───── Dataset records ─────

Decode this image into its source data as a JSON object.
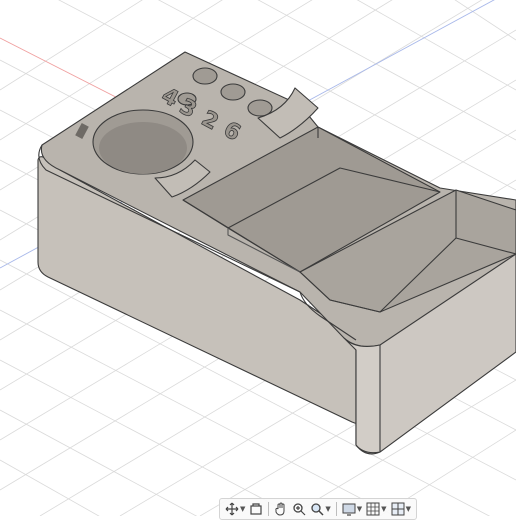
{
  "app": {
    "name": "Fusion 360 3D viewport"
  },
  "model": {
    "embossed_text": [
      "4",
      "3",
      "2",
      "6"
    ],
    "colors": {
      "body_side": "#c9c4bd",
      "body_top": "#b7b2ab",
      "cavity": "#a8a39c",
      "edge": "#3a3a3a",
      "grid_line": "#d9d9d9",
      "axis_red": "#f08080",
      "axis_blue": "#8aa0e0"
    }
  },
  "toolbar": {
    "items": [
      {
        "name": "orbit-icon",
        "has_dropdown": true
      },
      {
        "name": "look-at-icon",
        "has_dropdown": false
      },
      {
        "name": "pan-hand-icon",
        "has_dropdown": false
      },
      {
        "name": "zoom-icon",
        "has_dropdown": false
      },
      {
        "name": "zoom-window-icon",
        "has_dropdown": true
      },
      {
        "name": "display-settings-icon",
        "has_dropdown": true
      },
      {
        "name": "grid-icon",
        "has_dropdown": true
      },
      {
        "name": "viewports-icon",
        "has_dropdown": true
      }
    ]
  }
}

─────
───── Dataset records ─────

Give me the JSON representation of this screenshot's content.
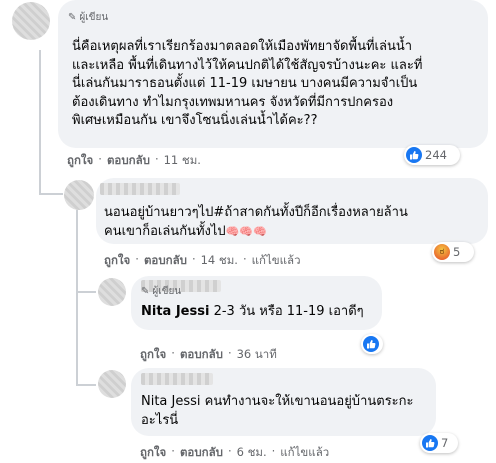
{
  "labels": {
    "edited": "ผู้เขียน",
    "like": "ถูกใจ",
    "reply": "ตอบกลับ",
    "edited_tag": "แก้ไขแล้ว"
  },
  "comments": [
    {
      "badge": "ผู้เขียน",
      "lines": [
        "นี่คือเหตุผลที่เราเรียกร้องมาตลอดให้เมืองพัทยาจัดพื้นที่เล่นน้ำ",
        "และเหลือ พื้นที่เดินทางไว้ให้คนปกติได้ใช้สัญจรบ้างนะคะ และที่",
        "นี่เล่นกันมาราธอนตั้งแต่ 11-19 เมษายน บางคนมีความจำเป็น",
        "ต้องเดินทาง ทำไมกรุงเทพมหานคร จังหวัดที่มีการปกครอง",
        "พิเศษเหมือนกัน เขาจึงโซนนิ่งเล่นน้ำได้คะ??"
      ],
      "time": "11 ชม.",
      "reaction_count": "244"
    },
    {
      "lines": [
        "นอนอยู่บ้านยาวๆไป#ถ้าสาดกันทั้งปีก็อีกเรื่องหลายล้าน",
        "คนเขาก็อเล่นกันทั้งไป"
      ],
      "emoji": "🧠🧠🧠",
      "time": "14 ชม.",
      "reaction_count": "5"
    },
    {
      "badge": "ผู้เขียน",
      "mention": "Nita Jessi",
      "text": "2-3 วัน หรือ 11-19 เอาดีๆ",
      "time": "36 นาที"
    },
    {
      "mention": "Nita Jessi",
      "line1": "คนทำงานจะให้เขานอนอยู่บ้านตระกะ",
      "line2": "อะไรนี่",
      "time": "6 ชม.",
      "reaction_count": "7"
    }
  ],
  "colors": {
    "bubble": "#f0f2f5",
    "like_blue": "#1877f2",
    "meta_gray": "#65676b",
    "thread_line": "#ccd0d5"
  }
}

─────

### What the task requires:
Search the material above for "this". Pull out each line where it shows up.

### Worked answer:
Decode this image into its source data as a JSON object.
Give me the JSON representation of this screenshot's content.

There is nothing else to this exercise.